▶ _Work instructions_
Find the string "kissé" and gather every line that holds it.

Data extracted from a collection
----------
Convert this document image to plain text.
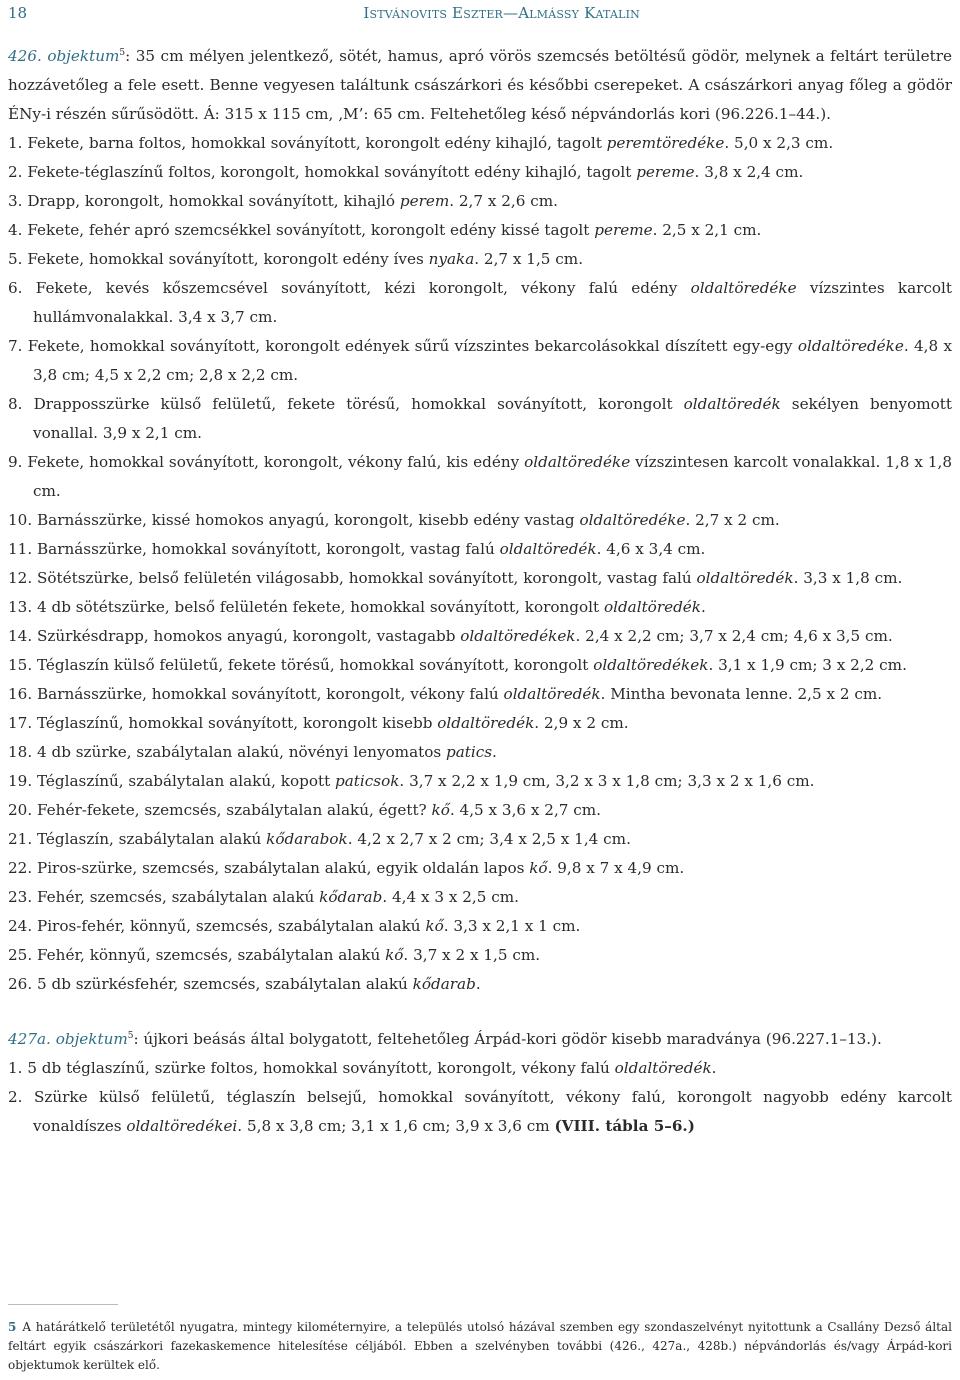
18	Istvánovits Eszter—Almássy Katalin
426. objektum$^5$: 35 cm mélyen jelentkező, sötét, hamus, apró vörös szemcsés betöltésű gödör, melynek a feltárt területre hozzávetőleg a fele esett. Benne vegyesen találtunk császárkori és későbbi cserepeket. A császárkori anyag főleg a gödör ÉNy-i részén sűrűsödött. Á: 315 x 115 cm, ‚M’: 65 cm. Feltehetőleg késő népvándorlás kori (96.226.1–44.).
1. Fekete, barna foltos, homokkal soványított, korongolt edény kihajló, tagolt peremtöredéke. 5,0 x 2,3 cm.
2. Fekete-téglaszínű foltos, korongolt, homokkal soványított edény kihajló, tagolt pereme. 3,8 x 2,4 cm.
3. Drapp, korongolt, homokkal soványított, kihajló perem. 2,7 x 2,6 cm.
4. Fekete, fehér apró szemcsékkel soványított, korongolt edény kissé tagolt pereme. 2,5 x 2,1 cm.
5. Fekete, homokkal soványított, korongolt edény íves nyaka. 2,7 x 1,5 cm.
6. Fekete, kevés kőszemcsével soványított, kézi korongolt, vékony falú edény oldaltöredéke vízszintes karcolt hullámvonalakkal. 3,4 x 3,7 cm.
7. Fekete, homokkal soványított, korongolt edények sűrű vízszintes bekarcolásokkal díszített egy-egy oldaltöredéke. 4,8 x 3,8 cm; 4,5 x 2,2 cm; 2,8 x 2,2 cm.
8. Drapposszürke külső felületű, fekete törésű, homokkal soványított, korongolt oldaltöredék sekélyen benyomott vonallal. 3,9 x 2,1 cm.
9. Fekete, homokkal soványított, korongolt, vékony falú, kis edény oldaltöredéke vízszintesen karcolt vonalakkal. 1,8 x 1,8 cm.
10. Barnásszürke, kissé homokos anyagú, korongolt, kisebb edény vastag oldaltöredéke. 2,7 x 2 cm.
11. Barnásszürke, homokkal soványított, korongolt, vastag falú oldaltöredék. 4,6 x 3,4 cm.
12. Sötétszürke, belső felületén világosabb, homokkal soványított, korongolt, vastag falú oldaltöredék. 3,3 x 1,8 cm.
13. 4 db sötétszürke, belső felületén fekete, homokkal soványított, korongolt oldaltöredék.
14. Szürkésdrapp, homokos anyagú, korongolt, vastagabb oldaltöredékek. 2,4 x 2,2 cm; 3,7 x 2,4 cm; 4,6 x 3,5 cm.
15. Téglaszín külső felületű, fekete törésű, homokkal soványított, korongolt oldaltöredékek. 3,1 x 1,9 cm; 3 x 2,2 cm.
16. Barnásszürke, homokkal soványított, korongolt, vékony falú oldaltöredék. Mintha bevonata lenne. 2,5 x 2 cm.
17. Téglaszínű, homokkal soványított, korongolt kisebb oldaltöredék. 2,9 x 2 cm.
18. 4 db szürke, szabálytalan alakú, növényi lenyomatos patics.
19. Téglaszínű, szabálytalan alakú, kopott paticsok. 3,7 x 2,2 x 1,9 cm, 3,2 x 3 x 1,8 cm; 3,3 x 2 x 1,6 cm.
20. Fehér-fekete, szemcsés, szabálytalan alakú, égett? kő. 4,5 x 3,6 x 2,7 cm.
21. Téglaszín, szabálytalan alakú kődarabok. 4,2 x 2,7 x 2 cm; 3,4 x 2,5 x 1,4 cm.
22. Piros-szürke, szemcsés, szabálytalan alakú, egyik oldalán lapos kő. 9,8 x 7 x 4,9 cm.
23. Fehér, szemcsés, szabálytalan alakú kődarab. 4,4 x 3 x 2,5 cm.
24. Piros-fehér, könnyű, szemcsés, szabálytalan alakú kő. 3,3 x 2,1 x 1 cm.
25. Fehér, könnyű, szemcsés, szabálytalan alakú kő. 3,7 x 2 x 1,5 cm.
26. 5 db szürkésfehér, szemcsés, szabálytalan alakú kődarab.
427a. objektum$^5$: újkori beásás által bolygatott, feltehetőleg Árpád-kori gödör kisebb maradványa (96.227.1–13.).
1. 5 db téglaszínű, szürke foltos, homokkal soványított, korongolt, vékony falú oldaltöredék.
2. Szürke külső felületű, téglaszín belsejű, homokkal soványított, vékony falú, korongolt nagyobb edény karcolt vonaldíszes oldaltöredékei. 5,8 x 3,8 cm; 3,1 x 1,6 cm; 3,9 x 3,6 cm (VIII. tábla 5–6.)
5 A határátkelő területétől nyugatra, mintegy kilométernyire, a település utolsó házával szemben egy szondaszelvényt nyitottunk a Csallány Dezső által feltárt egyik császárkori fazekaskemence hitelesítése céljából. Ebben a szelvényben további (426., 427a., 428b.) népvándorlás és/vagy Árpád-kori objektumok kerültek elő.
----------
▶ _Exercise result_
4. Fekete, fehér apró szemcsékkel soványított, korongolt edény kissé tagolt pereme. 2,5 x 2,1 cm.
10. Barnásszürke, kissé homokos anyagú, korongolt, kisebb edény vastag oldaltöredéke. 2,7 x 2 cm.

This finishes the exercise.